═══ RECORDS PROVIDED ═══
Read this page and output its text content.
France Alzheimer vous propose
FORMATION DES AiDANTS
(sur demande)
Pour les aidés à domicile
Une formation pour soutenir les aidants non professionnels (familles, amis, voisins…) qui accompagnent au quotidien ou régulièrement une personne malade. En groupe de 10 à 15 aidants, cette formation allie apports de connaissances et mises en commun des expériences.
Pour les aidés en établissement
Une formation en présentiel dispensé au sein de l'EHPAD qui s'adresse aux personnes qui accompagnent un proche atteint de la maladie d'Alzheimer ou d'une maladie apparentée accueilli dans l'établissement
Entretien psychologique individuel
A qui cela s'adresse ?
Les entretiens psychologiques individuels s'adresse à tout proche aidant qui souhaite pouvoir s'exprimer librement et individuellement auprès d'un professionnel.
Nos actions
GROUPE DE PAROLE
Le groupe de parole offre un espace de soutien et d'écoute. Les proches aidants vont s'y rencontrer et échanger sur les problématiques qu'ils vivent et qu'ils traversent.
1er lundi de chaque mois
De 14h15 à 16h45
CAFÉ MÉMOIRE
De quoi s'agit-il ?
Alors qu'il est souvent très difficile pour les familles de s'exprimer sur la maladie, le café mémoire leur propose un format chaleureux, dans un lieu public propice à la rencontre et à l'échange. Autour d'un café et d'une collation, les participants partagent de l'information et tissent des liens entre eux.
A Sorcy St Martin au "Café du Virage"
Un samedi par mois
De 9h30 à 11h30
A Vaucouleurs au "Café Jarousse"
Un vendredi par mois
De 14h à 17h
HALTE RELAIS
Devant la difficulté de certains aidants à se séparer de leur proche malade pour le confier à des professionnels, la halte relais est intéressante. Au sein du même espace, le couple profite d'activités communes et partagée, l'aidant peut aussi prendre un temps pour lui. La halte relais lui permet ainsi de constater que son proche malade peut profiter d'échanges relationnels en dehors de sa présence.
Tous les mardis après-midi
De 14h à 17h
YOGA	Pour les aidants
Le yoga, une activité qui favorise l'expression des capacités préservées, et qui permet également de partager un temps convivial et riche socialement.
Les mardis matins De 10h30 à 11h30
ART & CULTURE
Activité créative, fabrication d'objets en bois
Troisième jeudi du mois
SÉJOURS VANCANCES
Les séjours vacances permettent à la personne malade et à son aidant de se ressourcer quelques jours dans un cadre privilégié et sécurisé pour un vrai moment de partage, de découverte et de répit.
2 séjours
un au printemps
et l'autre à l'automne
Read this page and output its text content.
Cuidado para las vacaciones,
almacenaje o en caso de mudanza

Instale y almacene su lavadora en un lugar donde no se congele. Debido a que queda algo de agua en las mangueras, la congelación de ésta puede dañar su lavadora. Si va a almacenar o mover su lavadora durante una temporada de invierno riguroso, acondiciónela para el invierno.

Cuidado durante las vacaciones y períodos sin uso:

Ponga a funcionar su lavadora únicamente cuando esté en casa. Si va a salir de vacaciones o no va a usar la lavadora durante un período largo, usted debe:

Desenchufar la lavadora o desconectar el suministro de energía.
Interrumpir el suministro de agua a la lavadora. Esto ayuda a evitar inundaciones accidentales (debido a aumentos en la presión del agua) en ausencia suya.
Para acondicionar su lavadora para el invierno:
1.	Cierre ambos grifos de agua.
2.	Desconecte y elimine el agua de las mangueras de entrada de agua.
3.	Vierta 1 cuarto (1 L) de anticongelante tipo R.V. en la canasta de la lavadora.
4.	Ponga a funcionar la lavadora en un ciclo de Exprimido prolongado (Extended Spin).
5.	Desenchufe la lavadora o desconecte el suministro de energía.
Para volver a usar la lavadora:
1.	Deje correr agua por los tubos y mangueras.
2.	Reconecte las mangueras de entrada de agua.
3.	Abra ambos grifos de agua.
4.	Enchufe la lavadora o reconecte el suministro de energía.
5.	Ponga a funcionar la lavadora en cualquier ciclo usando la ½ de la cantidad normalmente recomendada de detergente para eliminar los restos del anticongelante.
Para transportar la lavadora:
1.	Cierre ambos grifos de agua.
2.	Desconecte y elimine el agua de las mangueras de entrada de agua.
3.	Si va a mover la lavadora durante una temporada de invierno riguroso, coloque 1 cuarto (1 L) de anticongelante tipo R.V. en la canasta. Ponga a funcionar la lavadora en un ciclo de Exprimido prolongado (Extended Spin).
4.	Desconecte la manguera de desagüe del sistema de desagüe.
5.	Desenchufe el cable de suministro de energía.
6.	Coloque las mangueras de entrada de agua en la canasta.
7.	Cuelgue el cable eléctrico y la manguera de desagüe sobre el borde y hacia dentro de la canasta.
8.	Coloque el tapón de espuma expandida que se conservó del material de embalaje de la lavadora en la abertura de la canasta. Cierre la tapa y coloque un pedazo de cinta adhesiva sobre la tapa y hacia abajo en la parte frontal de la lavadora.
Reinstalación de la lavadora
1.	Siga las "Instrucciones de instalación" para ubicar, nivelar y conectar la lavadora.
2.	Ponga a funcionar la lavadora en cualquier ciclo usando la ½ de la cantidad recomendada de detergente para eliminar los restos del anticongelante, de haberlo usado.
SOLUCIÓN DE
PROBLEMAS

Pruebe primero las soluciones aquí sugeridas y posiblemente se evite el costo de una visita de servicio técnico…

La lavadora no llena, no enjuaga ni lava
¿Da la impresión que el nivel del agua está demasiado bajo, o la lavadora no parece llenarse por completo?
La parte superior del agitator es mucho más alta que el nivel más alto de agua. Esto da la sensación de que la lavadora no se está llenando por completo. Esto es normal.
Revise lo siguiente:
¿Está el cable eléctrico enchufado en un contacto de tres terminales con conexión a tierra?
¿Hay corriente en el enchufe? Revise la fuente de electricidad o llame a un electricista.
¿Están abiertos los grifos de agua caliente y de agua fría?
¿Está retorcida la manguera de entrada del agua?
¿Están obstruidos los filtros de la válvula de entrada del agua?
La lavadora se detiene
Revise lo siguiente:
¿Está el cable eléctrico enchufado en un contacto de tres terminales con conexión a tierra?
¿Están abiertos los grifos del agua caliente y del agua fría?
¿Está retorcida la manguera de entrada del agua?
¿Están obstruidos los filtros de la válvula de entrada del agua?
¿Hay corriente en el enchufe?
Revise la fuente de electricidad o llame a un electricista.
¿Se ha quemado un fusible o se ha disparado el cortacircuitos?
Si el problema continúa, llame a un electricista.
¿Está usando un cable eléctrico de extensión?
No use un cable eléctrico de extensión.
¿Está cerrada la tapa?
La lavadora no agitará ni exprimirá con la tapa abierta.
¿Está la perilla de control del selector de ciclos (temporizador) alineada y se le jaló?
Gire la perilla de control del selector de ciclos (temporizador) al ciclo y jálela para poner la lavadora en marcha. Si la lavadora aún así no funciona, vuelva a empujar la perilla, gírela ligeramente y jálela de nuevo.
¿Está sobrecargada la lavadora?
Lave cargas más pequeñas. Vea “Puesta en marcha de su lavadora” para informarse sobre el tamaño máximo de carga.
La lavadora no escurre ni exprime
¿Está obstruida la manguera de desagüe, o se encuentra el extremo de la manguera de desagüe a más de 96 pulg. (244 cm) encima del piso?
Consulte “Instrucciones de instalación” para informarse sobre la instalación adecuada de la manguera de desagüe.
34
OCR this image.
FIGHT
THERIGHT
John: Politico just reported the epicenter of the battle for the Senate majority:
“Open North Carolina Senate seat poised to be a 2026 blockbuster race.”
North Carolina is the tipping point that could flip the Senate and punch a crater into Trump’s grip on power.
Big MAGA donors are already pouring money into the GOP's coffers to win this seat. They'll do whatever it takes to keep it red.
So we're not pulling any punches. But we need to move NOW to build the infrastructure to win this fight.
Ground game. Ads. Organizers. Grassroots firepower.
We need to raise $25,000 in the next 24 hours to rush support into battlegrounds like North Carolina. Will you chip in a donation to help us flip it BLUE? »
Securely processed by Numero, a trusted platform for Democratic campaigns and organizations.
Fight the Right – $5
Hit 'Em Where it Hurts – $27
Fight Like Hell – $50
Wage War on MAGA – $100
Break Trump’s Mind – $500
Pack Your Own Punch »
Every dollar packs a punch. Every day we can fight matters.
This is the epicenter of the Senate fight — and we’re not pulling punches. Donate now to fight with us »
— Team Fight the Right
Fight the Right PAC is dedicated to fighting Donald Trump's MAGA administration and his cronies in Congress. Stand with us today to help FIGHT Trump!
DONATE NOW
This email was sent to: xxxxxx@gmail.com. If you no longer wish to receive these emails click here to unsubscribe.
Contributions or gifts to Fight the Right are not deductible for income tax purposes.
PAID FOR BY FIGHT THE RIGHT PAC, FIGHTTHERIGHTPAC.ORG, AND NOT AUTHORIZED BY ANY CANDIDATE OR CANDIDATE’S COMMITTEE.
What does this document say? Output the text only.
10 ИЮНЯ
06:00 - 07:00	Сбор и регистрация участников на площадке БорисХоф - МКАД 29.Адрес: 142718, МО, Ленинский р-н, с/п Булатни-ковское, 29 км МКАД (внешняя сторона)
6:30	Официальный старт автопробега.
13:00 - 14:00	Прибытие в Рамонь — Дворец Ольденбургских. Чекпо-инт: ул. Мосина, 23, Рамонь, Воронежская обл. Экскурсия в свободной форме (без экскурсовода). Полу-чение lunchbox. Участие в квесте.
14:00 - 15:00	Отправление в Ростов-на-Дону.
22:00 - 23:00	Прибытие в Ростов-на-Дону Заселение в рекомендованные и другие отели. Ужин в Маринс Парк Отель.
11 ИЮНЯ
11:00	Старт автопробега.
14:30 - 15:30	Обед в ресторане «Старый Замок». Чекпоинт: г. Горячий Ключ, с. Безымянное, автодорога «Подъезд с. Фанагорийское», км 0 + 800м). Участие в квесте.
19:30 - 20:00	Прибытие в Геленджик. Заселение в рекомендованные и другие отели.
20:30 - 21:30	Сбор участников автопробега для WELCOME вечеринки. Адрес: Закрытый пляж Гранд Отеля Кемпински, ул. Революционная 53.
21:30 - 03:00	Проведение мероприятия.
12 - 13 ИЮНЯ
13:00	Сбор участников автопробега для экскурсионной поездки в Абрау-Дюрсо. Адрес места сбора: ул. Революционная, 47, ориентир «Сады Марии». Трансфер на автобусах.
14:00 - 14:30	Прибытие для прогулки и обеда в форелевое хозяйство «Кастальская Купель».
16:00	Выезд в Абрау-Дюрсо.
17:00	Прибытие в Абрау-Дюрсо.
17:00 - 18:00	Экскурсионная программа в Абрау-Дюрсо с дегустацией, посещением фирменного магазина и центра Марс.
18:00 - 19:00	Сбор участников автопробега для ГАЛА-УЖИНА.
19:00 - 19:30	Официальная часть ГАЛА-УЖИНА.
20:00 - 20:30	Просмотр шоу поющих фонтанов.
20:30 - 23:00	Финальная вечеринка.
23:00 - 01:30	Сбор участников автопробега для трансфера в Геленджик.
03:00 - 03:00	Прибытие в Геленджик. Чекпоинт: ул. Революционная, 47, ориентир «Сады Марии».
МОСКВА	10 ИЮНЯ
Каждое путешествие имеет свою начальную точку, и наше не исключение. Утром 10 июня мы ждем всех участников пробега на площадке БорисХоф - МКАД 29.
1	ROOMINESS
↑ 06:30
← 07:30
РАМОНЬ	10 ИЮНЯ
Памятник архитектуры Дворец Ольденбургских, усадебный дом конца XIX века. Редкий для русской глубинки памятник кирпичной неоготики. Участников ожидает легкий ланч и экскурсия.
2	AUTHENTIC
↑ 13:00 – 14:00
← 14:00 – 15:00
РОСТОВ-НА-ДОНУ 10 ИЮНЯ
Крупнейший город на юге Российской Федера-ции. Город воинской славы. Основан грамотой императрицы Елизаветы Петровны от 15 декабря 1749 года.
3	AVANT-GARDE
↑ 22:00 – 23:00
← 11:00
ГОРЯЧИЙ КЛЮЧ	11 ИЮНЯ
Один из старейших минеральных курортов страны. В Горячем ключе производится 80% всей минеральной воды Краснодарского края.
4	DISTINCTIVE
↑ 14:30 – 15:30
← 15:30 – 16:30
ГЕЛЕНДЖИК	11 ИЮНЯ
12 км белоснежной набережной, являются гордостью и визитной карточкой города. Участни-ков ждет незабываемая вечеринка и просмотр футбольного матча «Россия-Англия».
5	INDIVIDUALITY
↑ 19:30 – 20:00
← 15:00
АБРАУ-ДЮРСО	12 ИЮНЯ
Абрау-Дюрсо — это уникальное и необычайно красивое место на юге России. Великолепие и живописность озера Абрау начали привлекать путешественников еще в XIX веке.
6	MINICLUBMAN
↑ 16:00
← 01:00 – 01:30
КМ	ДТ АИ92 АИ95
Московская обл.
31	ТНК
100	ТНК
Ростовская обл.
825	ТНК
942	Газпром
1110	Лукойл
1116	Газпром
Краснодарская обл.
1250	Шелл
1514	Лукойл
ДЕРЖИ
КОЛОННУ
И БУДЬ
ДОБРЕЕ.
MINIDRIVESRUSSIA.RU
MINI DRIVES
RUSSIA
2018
═══
▸ **AIM OF THE TASK**
Find every line in the records above that holds the word "eliminar", and copy each one.

▸ **TASK SOLUTION**
5.	Ponga a funcionar la lavadora en cualquier ciclo usando la ½ de la cantidad normalmente recomendada de detergente para eliminar los restos del anticongelante.
2.	Ponga a funcionar la lavadora en cualquier ciclo usando la ½ de la cantidad recomendada de detergente para eliminar los restos del anticongelante, de haberlo usado.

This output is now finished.